The number needed is how many lines in these entries contain "content"; give it alone.

Start of Records shown

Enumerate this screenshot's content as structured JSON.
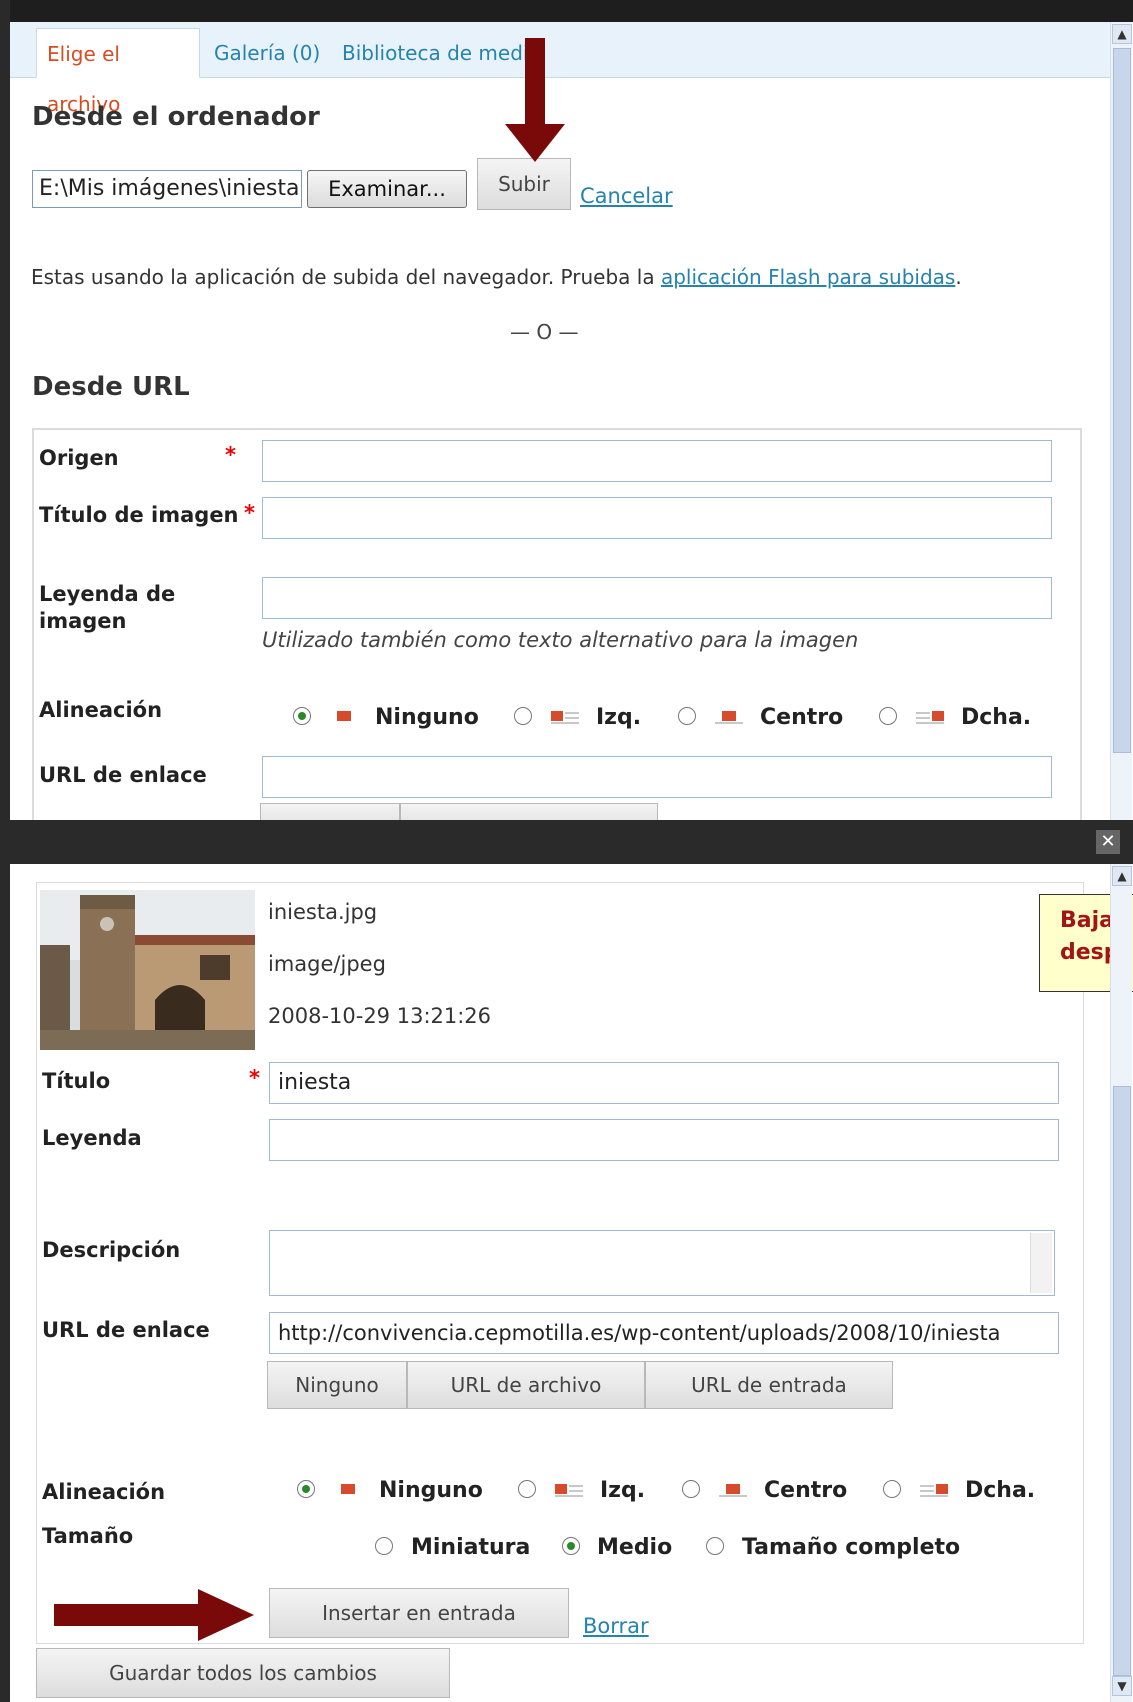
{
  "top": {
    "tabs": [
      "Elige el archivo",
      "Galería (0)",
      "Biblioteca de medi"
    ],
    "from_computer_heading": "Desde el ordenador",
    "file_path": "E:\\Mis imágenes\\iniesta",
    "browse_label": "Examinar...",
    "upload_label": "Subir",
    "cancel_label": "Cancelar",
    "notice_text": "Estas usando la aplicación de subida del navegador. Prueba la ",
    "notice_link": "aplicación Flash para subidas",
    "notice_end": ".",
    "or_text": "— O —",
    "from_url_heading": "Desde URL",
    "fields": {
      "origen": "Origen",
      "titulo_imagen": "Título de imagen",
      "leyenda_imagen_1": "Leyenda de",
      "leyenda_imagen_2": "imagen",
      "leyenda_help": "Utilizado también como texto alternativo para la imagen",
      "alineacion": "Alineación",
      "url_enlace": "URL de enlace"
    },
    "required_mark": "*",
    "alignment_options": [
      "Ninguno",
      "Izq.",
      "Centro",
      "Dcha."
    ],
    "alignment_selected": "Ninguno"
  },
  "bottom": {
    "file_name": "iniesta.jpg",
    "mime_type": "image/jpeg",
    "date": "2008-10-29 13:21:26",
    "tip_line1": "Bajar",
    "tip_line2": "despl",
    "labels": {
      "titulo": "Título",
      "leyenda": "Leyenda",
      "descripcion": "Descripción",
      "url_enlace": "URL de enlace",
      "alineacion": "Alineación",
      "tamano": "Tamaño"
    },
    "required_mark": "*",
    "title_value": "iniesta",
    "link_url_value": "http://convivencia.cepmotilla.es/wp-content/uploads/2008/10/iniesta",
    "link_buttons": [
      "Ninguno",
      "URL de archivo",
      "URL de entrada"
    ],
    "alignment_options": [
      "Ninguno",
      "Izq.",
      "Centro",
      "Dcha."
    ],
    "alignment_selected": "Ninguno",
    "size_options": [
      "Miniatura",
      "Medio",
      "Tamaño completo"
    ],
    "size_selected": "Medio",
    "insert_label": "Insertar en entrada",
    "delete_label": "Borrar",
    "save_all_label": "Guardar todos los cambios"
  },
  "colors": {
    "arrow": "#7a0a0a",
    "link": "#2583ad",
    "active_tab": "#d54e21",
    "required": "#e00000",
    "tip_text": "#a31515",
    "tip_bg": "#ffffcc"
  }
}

End of Records shown
Start of Records shown

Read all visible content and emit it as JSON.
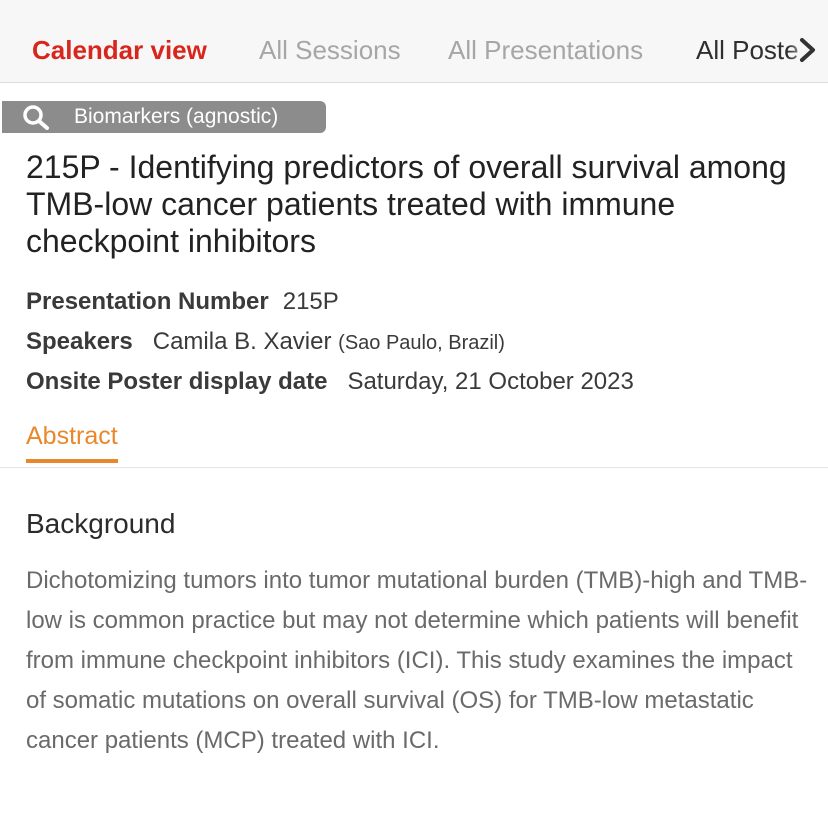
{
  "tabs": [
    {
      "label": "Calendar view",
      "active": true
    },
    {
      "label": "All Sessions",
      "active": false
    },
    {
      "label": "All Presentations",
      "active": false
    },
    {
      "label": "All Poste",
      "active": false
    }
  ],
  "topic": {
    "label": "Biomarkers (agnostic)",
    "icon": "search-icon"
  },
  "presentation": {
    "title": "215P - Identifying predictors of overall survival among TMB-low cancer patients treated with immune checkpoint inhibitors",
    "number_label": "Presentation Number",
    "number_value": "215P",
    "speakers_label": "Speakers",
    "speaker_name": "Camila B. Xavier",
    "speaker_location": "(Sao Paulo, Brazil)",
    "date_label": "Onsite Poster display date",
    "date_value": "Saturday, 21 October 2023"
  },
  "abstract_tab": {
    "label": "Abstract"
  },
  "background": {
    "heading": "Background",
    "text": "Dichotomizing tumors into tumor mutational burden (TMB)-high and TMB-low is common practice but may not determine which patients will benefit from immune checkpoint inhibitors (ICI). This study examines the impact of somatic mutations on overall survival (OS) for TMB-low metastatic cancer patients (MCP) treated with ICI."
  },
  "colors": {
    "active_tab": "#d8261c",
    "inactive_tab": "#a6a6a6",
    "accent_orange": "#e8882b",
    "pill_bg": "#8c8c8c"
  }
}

End of Records shown

» Result of this task: 3